-- Information follows --
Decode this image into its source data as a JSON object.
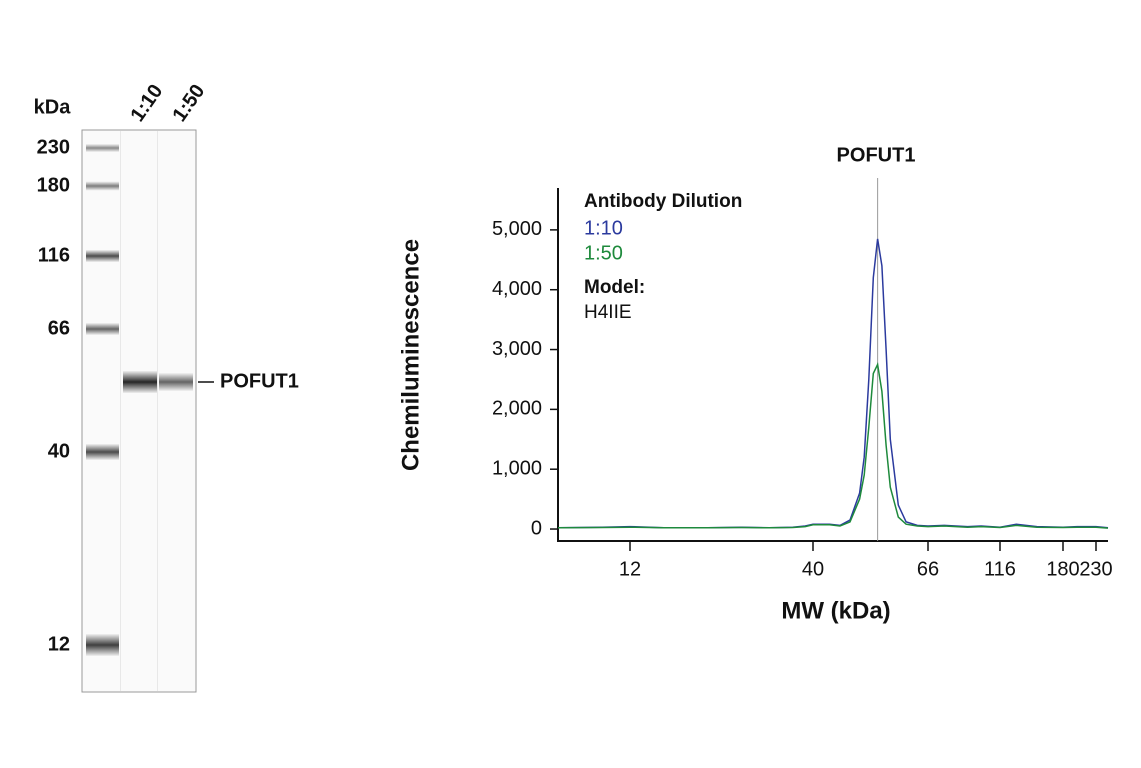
{
  "blot": {
    "unit_label": "kDa",
    "lanes": [
      "1:10",
      "1:50"
    ],
    "markers": [
      "230",
      "180",
      "116",
      "66",
      "40",
      "12"
    ],
    "band_label": "POFUT1"
  },
  "chart_data": {
    "type": "line",
    "title": "POFUT1",
    "xlabel": "MW (kDa)",
    "ylabel": "Chemiluminescence",
    "legend_title": "Antibody Dilution",
    "model_label": "Model:",
    "model": "H4IIE",
    "peak_line": 53,
    "x": [
      7.5,
      10,
      12,
      15,
      20,
      25,
      30,
      35,
      38,
      40,
      43,
      45,
      47,
      49,
      50,
      51,
      52,
      53,
      54,
      55,
      56,
      58,
      60,
      63,
      66,
      75,
      90,
      100,
      116,
      130,
      150,
      180,
      200,
      230,
      250
    ],
    "series": [
      {
        "name": "1:10",
        "color": "#2b3a9e",
        "values": [
          20,
          30,
          40,
          20,
          20,
          30,
          20,
          30,
          50,
          80,
          80,
          60,
          150,
          600,
          1200,
          2500,
          4200,
          4850,
          4400,
          3000,
          1500,
          400,
          120,
          60,
          50,
          60,
          40,
          50,
          30,
          80,
          40,
          30,
          40,
          40,
          20
        ]
      },
      {
        "name": "1:50",
        "color": "#1e8a3c",
        "values": [
          20,
          25,
          30,
          20,
          20,
          25,
          20,
          25,
          40,
          70,
          70,
          50,
          120,
          500,
          900,
          1700,
          2600,
          2750,
          2300,
          1400,
          700,
          200,
          80,
          50,
          40,
          50,
          30,
          40,
          25,
          60,
          30,
          25,
          30,
          30,
          15
        ]
      }
    ],
    "xlim": [
      7.5,
      250
    ],
    "xticks": [
      12,
      40,
      66,
      116,
      180,
      230
    ],
    "ylim": [
      -200,
      5700
    ],
    "yticks": [
      0,
      {
        "value": 1000,
        "label": "1,000"
      },
      {
        "value": 2000,
        "label": "2,000"
      },
      {
        "value": 3000,
        "label": "3,000"
      },
      {
        "value": 4000,
        "label": "4,000"
      },
      {
        "value": 5000,
        "label": "5,000"
      }
    ]
  }
}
-- Information concluded --
_To do_
The reply must consist of the records, repeated exactly, minus any images.

_Task response_
Decode this image into its source data as a JSON object.
{
  "blot": {
    "unit_label": "kDa",
    "lanes": [
      "1:10",
      "1:50"
    ],
    "markers": [
      "230",
      "180",
      "116",
      "66",
      "40",
      "12"
    ],
    "band_label": "POFUT1"
  },
  "chart_data": {
    "type": "line",
    "title": "POFUT1",
    "xlabel": "MW (kDa)",
    "ylabel": "Chemiluminescence",
    "legend_title": "Antibody Dilution",
    "model_label": "Model:",
    "model": "H4IIE",
    "peak_line": 53,
    "x": [
      7.5,
      10,
      12,
      15,
      20,
      25,
      30,
      35,
      38,
      40,
      43,
      45,
      47,
      49,
      50,
      51,
      52,
      53,
      54,
      55,
      56,
      58,
      60,
      63,
      66,
      75,
      90,
      100,
      116,
      130,
      150,
      180,
      200,
      230,
      250
    ],
    "series": [
      {
        "name": "1:10",
        "color": "#2b3a9e",
        "values": [
          20,
          30,
          40,
          20,
          20,
          30,
          20,
          30,
          50,
          80,
          80,
          60,
          150,
          600,
          1200,
          2500,
          4200,
          4850,
          4400,
          3000,
          1500,
          400,
          120,
          60,
          50,
          60,
          40,
          50,
          30,
          80,
          40,
          30,
          40,
          40,
          20
        ]
      },
      {
        "name": "1:50",
        "color": "#1e8a3c",
        "values": [
          20,
          25,
          30,
          20,
          20,
          25,
          20,
          25,
          40,
          70,
          70,
          50,
          120,
          500,
          900,
          1700,
          2600,
          2750,
          2300,
          1400,
          700,
          200,
          80,
          50,
          40,
          50,
          30,
          40,
          25,
          60,
          30,
          25,
          30,
          30,
          15
        ]
      }
    ],
    "xlim": [
      7.5,
      250
    ],
    "xticks": [
      12,
      40,
      66,
      116,
      180,
      230
    ],
    "ylim": [
      -200,
      5700
    ],
    "yticks": [
      0,
      {
        "value": 1000,
        "label": "1,000"
      },
      {
        "value": 2000,
        "label": "2,000"
      },
      {
        "value": 3000,
        "label": "3,000"
      },
      {
        "value": 4000,
        "label": "4,000"
      },
      {
        "value": 5000,
        "label": "5,000"
      }
    ]
  }
}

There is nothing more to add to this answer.